__Your instructions__: Return the following records line for line, with every character left unchanged.

__Layout element annotations__:
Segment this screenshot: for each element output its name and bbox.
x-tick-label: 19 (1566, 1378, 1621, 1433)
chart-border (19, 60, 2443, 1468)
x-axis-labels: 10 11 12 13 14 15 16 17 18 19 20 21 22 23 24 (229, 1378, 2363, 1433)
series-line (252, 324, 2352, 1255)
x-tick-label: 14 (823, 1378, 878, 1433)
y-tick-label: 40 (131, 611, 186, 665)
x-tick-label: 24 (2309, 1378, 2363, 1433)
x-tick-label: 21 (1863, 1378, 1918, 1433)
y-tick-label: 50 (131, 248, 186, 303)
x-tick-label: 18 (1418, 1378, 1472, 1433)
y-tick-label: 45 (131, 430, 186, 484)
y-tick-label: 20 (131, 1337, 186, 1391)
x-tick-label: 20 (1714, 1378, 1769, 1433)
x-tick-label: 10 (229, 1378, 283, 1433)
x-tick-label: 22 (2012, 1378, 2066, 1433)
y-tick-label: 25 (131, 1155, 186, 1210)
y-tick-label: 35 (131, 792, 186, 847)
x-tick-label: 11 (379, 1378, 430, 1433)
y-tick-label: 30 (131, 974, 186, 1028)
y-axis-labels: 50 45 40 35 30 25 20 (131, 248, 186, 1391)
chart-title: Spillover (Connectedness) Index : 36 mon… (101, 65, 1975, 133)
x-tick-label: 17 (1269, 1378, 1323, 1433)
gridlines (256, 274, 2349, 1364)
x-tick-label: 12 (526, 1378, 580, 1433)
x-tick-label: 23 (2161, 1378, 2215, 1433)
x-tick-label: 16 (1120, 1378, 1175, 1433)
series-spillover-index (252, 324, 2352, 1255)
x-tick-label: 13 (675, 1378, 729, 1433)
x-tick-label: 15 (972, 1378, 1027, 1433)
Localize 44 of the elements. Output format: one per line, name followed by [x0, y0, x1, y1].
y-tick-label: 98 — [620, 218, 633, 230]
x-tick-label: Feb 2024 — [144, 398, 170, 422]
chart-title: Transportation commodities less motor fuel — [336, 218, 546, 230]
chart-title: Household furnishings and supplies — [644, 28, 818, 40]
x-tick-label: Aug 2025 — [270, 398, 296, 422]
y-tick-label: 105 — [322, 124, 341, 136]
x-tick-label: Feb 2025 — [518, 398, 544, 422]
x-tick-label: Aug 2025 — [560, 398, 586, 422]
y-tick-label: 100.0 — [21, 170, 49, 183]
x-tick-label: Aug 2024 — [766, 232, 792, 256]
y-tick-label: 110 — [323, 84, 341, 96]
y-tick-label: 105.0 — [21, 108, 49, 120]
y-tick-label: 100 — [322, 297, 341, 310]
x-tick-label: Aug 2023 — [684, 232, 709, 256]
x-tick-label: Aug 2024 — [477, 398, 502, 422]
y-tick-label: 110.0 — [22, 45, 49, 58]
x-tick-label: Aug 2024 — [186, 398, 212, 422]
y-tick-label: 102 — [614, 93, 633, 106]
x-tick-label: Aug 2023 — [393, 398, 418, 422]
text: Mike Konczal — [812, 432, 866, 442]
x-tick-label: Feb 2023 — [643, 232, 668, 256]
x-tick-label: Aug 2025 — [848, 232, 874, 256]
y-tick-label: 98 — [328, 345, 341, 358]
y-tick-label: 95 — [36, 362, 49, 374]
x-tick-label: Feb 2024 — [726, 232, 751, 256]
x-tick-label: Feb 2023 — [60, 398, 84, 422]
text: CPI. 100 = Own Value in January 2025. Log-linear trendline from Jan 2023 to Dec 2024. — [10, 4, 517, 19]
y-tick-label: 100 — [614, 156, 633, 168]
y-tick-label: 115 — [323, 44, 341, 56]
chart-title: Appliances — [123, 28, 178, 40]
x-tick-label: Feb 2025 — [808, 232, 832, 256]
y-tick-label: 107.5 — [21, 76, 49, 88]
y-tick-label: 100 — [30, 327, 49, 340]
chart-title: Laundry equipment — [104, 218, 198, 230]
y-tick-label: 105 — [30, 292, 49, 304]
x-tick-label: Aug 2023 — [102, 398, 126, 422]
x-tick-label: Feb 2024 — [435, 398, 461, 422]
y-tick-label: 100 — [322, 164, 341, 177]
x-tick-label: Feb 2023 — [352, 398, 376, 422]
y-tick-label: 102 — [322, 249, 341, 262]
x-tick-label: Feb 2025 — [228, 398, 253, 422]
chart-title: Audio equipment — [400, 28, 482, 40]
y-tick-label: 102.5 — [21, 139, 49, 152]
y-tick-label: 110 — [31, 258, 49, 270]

__Answer to the task__:
Segment this screenshot: for each element output its name and bbox.
x-tick-label: 19 (1566, 1378, 1621, 1433)
chart-border (19, 60, 2443, 1468)
x-axis-labels: 10 11 12 13 14 15 16 17 18 19 20 21 22 23 24 (229, 1378, 2363, 1433)
series-line (252, 324, 2352, 1255)
x-tick-label: 14 (823, 1378, 878, 1433)
y-tick-label: 40 (131, 611, 186, 665)
x-tick-label: 24 (2309, 1378, 2363, 1433)
x-tick-label: 21 (1863, 1378, 1918, 1433)
y-tick-label: 50 (131, 248, 186, 303)
x-tick-label: 18 (1418, 1378, 1472, 1433)
y-tick-label: 45 (131, 430, 186, 484)
y-tick-label: 20 (131, 1337, 186, 1391)
x-tick-label: 20 (1714, 1378, 1769, 1433)
x-tick-label: 10 (229, 1378, 283, 1433)
x-tick-label: 22 (2012, 1378, 2066, 1433)
y-tick-label: 25 (131, 1155, 186, 1210)
y-tick-label: 35 (131, 792, 186, 847)
x-tick-label: 11 (379, 1378, 430, 1433)
y-tick-label: 30 (131, 974, 186, 1028)
y-axis-labels: 50 45 40 35 30 25 20 (131, 248, 186, 1391)
chart-title: Spillover (Connectedness) Index : 36 mon… (101, 65, 1975, 133)
x-tick-label: 17 (1269, 1378, 1323, 1433)
gridlines (256, 274, 2349, 1364)
x-tick-label: 12 (526, 1378, 580, 1433)
x-tick-label: 23 (2161, 1378, 2215, 1433)
x-tick-label: 16 (1120, 1378, 1175, 1433)
series-spillover-index (252, 324, 2352, 1255)
x-tick-label: 13 (675, 1378, 729, 1433)
x-tick-label: 15 (972, 1378, 1027, 1433)
Localize 44 of the elements. Output format: one per line, name followed by [x0, y0, x1, y1].
y-tick-label: 98 — [620, 218, 633, 230]
x-tick-label: Feb 2024 — [144, 398, 170, 422]
chart-title: Transportation commodities less motor fuel — [336, 218, 546, 230]
chart-title: Household furnishings and supplies — [644, 28, 818, 40]
x-tick-label: Aug 2025 — [270, 398, 296, 422]
y-tick-label: 105 — [322, 124, 341, 136]
x-tick-label: Feb 2025 — [518, 398, 544, 422]
x-tick-label: Aug 2025 — [560, 398, 586, 422]
y-tick-label: 100.0 — [21, 170, 49, 183]
x-tick-label: Aug 2024 — [766, 232, 792, 256]
y-tick-label: 110 — [323, 84, 341, 96]
y-tick-label: 105.0 — [21, 108, 49, 120]
y-tick-label: 100 — [322, 297, 341, 310]
x-tick-label: Aug 2023 — [684, 232, 709, 256]
x-tick-label: Aug 2024 — [477, 398, 502, 422]
y-tick-label: 110.0 — [22, 45, 49, 58]
x-tick-label: Aug 2024 — [186, 398, 212, 422]
y-tick-label: 102 — [614, 93, 633, 106]
x-tick-label: Aug 2023 — [393, 398, 418, 422]
text: Mike Konczal — [812, 432, 866, 442]
x-tick-label: Feb 2023 — [643, 232, 668, 256]
x-tick-label: Aug 2025 — [848, 232, 874, 256]
y-tick-label: 98 — [328, 345, 341, 358]
y-tick-label: 95 — [36, 362, 49, 374]
x-tick-label: Feb 2024 — [726, 232, 751, 256]
x-tick-label: Feb 2023 — [60, 398, 84, 422]
text: CPI. 100 = Own Value in January 2025. Log-linear trendline from Jan 2023 to Dec 2024. — [10, 4, 517, 19]
y-tick-label: 100 — [614, 156, 633, 168]
y-tick-label: 115 — [323, 44, 341, 56]
chart-title: Appliances — [123, 28, 178, 40]
x-tick-label: Feb 2025 — [808, 232, 832, 256]
y-tick-label: 107.5 — [21, 76, 49, 88]
y-tick-label: 100 — [30, 327, 49, 340]
chart-title: Laundry equipment — [104, 218, 198, 230]
y-tick-label: 105 — [30, 292, 49, 304]
x-tick-label: Aug 2023 — [102, 398, 126, 422]
x-tick-label: Feb 2024 — [435, 398, 461, 422]
y-tick-label: 100 — [322, 164, 341, 177]
x-tick-label: Feb 2023 — [352, 398, 376, 422]
y-tick-label: 102 — [322, 249, 341, 262]
x-tick-label: Feb 2025 — [228, 398, 253, 422]
chart-title: Audio equipment — [400, 28, 482, 40]
y-tick-label: 102.5 — [21, 139, 49, 152]
y-tick-label: 110 — [31, 258, 49, 270]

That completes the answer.